-- Recorded data --

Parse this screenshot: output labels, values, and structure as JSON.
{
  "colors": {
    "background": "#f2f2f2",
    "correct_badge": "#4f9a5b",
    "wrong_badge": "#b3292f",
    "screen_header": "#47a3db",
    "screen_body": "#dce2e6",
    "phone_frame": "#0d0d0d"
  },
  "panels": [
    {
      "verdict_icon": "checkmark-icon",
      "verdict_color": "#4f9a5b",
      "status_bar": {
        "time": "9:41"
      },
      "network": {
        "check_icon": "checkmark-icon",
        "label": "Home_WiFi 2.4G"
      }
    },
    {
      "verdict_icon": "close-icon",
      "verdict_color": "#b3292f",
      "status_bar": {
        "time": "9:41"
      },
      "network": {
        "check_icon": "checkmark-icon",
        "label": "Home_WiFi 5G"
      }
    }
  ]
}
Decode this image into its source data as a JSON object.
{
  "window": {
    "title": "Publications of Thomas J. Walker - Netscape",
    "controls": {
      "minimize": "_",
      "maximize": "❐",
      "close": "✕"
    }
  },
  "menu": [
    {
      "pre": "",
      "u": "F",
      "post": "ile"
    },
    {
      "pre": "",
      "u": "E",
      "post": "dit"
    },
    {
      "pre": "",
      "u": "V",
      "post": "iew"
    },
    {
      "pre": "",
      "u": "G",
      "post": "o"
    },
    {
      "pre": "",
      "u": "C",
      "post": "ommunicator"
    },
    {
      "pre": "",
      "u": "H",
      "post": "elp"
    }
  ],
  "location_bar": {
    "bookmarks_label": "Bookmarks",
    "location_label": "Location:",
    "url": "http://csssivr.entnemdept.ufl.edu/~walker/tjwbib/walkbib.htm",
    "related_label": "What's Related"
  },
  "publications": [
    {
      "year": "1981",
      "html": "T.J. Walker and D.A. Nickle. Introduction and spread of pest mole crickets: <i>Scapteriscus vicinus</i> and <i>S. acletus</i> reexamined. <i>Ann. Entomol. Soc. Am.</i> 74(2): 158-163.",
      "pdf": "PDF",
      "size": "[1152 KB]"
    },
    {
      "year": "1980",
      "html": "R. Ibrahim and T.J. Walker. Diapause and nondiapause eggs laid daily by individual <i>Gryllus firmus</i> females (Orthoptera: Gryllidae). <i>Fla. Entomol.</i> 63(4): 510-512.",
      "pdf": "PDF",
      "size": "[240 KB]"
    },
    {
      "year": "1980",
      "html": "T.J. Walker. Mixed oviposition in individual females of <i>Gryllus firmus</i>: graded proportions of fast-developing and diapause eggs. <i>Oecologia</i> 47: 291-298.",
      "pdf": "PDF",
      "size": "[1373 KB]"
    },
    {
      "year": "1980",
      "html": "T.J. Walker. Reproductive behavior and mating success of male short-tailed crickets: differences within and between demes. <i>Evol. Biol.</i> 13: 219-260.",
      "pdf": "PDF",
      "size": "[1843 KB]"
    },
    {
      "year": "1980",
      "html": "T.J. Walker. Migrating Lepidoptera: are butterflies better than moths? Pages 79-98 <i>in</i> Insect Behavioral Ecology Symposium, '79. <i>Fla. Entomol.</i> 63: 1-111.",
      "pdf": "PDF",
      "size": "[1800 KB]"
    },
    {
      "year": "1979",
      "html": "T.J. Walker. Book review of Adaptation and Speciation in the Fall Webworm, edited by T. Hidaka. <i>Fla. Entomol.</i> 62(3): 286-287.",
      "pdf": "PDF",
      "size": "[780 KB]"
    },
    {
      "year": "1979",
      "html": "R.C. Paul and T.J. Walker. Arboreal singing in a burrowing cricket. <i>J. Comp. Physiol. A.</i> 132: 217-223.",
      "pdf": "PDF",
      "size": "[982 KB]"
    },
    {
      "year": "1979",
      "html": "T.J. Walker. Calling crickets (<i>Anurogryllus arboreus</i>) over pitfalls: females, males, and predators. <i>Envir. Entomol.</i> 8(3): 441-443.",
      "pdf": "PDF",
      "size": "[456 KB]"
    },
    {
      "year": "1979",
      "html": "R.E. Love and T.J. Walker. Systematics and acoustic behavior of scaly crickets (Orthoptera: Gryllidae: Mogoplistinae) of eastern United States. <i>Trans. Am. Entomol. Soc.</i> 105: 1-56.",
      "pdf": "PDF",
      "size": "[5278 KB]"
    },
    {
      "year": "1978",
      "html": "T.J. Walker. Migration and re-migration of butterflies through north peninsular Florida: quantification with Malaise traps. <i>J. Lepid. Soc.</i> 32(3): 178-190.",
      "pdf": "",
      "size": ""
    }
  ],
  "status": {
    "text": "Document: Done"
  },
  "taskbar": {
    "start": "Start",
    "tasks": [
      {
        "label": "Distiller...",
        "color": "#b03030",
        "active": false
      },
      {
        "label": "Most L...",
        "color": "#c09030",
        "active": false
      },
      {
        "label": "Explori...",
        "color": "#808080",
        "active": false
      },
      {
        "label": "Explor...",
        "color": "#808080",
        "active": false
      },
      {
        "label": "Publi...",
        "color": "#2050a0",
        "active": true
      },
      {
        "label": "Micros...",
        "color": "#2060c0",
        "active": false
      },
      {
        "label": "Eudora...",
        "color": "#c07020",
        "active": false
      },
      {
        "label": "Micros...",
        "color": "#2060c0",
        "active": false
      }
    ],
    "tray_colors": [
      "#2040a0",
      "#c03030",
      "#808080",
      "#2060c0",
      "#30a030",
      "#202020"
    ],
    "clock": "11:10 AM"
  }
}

-- Problem description --
How many lines in the listing above contain the string "JSON"? Answer with the number only.

-- Answer to the exercise --
2